#### Problem description:
Please look for the string "panel" below and report every line in which it occurs.

#### Given information:

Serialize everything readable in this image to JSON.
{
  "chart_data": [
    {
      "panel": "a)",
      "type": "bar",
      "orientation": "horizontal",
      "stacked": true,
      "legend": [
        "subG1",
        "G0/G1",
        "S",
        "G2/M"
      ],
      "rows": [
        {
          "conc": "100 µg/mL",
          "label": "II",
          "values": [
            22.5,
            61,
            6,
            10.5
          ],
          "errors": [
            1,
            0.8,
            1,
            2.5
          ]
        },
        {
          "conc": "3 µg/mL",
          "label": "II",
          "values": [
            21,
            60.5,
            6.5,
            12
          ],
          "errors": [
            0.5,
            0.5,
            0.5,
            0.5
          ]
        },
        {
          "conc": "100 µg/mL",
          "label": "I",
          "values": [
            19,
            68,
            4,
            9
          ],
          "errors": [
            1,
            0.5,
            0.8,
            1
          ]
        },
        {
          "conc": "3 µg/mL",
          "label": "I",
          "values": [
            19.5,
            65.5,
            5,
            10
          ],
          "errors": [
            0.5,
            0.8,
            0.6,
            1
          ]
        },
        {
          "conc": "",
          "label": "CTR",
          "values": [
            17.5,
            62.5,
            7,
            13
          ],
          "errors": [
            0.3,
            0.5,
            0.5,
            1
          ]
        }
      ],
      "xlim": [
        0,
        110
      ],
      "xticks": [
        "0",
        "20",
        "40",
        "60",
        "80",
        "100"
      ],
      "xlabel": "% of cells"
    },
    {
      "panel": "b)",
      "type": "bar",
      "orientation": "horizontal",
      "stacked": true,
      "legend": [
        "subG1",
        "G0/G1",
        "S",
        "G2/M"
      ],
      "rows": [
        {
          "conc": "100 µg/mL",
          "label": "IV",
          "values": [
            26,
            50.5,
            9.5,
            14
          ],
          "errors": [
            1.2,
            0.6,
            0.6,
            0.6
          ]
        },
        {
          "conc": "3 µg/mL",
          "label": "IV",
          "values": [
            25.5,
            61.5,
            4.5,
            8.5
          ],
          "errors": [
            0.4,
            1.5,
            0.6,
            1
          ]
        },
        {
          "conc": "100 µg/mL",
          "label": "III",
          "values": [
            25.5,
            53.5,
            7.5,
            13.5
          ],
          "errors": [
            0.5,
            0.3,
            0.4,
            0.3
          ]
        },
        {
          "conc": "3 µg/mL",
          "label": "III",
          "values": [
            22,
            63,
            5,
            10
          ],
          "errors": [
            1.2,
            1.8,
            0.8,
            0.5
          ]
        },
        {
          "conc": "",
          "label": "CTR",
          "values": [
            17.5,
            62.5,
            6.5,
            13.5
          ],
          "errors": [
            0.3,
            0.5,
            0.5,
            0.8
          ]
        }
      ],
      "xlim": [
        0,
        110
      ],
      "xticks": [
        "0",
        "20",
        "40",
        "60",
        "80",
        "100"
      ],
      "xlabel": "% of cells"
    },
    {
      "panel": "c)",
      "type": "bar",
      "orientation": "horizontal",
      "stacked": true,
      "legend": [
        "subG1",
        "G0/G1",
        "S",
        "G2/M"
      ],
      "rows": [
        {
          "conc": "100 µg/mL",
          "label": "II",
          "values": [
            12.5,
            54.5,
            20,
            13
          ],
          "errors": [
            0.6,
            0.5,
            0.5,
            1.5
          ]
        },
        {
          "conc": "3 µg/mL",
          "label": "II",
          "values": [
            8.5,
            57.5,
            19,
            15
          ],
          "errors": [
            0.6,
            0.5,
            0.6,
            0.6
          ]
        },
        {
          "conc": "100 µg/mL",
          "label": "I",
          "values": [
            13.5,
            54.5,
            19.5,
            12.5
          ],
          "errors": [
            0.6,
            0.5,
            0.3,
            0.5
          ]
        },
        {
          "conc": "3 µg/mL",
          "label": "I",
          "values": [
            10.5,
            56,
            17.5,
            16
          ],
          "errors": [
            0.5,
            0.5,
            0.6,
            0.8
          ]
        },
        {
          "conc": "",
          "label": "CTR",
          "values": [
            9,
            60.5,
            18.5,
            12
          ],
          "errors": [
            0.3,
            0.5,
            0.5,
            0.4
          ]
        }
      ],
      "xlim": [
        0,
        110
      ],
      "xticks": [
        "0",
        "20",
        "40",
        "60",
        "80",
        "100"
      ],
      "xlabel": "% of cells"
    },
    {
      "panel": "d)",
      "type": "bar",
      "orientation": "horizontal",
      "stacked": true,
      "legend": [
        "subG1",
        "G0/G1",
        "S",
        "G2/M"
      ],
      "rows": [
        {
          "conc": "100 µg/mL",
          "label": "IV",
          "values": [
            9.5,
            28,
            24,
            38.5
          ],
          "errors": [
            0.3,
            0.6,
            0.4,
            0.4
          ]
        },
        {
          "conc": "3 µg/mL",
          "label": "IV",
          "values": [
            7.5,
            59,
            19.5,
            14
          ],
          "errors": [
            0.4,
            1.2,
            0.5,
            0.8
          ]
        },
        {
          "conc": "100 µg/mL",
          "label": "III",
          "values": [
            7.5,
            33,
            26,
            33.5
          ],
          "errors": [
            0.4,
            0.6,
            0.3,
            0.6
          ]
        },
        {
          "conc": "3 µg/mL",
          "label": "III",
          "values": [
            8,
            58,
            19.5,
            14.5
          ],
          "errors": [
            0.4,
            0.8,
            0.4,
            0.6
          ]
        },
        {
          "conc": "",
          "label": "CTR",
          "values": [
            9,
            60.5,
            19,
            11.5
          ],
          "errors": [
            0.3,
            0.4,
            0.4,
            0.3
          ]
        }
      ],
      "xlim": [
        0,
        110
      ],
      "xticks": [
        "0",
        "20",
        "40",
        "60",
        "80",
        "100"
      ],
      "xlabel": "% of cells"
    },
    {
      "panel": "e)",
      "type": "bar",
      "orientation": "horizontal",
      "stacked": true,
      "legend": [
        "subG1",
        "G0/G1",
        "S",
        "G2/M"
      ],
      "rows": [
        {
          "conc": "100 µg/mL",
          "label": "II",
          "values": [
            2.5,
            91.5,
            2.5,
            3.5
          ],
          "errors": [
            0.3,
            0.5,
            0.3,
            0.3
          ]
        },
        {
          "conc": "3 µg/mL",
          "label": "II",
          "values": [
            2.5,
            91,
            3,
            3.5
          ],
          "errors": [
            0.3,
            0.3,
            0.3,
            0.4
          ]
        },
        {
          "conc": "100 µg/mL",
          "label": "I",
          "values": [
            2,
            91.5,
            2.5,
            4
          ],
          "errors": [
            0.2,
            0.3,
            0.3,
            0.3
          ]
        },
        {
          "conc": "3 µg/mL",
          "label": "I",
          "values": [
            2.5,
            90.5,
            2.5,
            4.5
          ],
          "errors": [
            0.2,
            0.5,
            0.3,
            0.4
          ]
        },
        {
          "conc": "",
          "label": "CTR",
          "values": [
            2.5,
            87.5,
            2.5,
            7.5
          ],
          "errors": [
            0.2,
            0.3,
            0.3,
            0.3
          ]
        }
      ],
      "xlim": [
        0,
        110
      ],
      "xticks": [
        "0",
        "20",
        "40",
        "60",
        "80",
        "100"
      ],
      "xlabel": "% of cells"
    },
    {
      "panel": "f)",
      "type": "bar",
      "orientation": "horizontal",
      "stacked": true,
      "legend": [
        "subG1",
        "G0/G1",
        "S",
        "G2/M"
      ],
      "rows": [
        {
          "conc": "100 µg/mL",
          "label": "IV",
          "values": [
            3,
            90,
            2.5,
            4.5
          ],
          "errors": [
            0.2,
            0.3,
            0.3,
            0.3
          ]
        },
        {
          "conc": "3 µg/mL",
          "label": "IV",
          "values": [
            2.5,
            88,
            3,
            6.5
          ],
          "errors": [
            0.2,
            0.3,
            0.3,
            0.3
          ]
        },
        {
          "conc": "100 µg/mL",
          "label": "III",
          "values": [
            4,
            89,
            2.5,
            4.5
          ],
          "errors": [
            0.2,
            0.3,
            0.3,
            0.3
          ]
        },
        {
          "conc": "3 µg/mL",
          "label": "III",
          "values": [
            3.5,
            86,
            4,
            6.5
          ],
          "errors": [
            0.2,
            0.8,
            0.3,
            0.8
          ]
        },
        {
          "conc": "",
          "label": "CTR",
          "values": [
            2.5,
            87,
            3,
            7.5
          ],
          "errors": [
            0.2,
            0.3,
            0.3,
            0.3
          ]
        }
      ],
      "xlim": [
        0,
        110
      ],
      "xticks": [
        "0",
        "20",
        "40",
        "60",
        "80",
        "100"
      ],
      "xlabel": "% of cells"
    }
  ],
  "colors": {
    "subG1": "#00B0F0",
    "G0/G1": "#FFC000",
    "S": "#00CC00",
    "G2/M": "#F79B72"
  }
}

#### Result:
      "panel": "a)",
      "panel": "b)",
      "panel": "c)",
      "panel": "d)",
      "panel": "e)",
      "panel": "f)",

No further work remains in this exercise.